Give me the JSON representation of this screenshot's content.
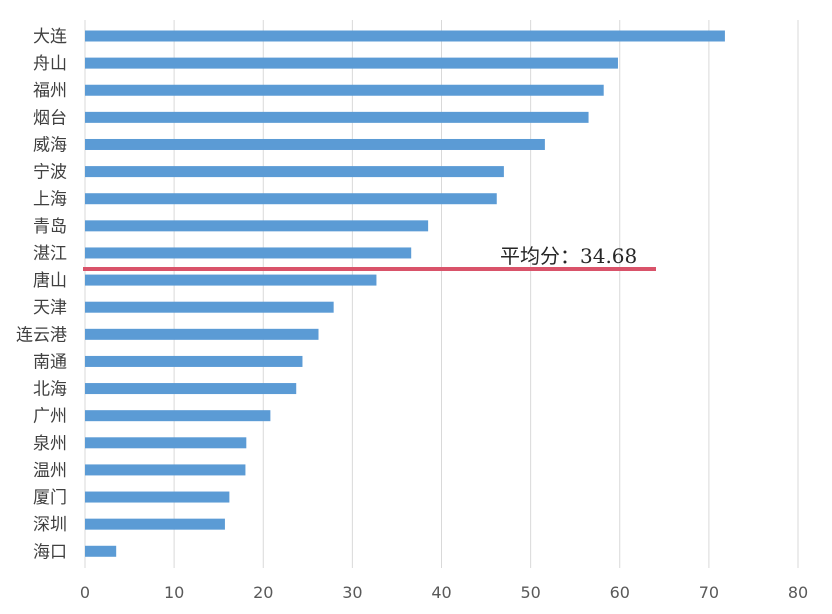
{
  "chart_data": {
    "type": "bar",
    "orientation": "horizontal",
    "categories": [
      "大连",
      "舟山",
      "福州",
      "烟台",
      "威海",
      "宁波",
      "上海",
      "青岛",
      "湛江",
      "唐山",
      "天津",
      "连云港",
      "南通",
      "北海",
      "广州",
      "泉州",
      "温州",
      "厦门",
      "深圳",
      "海口"
    ],
    "values": [
      71.8,
      59.8,
      58.2,
      56.5,
      51.6,
      47.0,
      46.2,
      38.5,
      36.6,
      32.7,
      27.9,
      26.2,
      24.4,
      23.7,
      20.8,
      18.1,
      18.0,
      16.2,
      15.7,
      3.5
    ],
    "xlim": [
      0,
      80
    ],
    "xticks": [
      "0",
      "10",
      "20",
      "30",
      "40",
      "50",
      "60",
      "70",
      "80"
    ],
    "grid": true,
    "bar_color": "#5b9bd5",
    "average": {
      "label": "平均分：34.68",
      "value": 34.68,
      "color": "#d9536a"
    }
  }
}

---------------

Given instruction → Skipping the pictures, transcribe each line above exactly as it appears.

Result for this exercise →
Give me the JSON representation of this screenshot's content.
{
  "chart_data": {
    "type": "bar",
    "orientation": "horizontal",
    "categories": [
      "大连",
      "舟山",
      "福州",
      "烟台",
      "威海",
      "宁波",
      "上海",
      "青岛",
      "湛江",
      "唐山",
      "天津",
      "连云港",
      "南通",
      "北海",
      "广州",
      "泉州",
      "温州",
      "厦门",
      "深圳",
      "海口"
    ],
    "values": [
      71.8,
      59.8,
      58.2,
      56.5,
      51.6,
      47.0,
      46.2,
      38.5,
      36.6,
      32.7,
      27.9,
      26.2,
      24.4,
      23.7,
      20.8,
      18.1,
      18.0,
      16.2,
      15.7,
      3.5
    ],
    "xlim": [
      0,
      80
    ],
    "xticks": [
      "0",
      "10",
      "20",
      "30",
      "40",
      "50",
      "60",
      "70",
      "80"
    ],
    "grid": true,
    "bar_color": "#5b9bd5",
    "average": {
      "label": "平均分：34.68",
      "value": 34.68,
      "color": "#d9536a"
    }
  }
}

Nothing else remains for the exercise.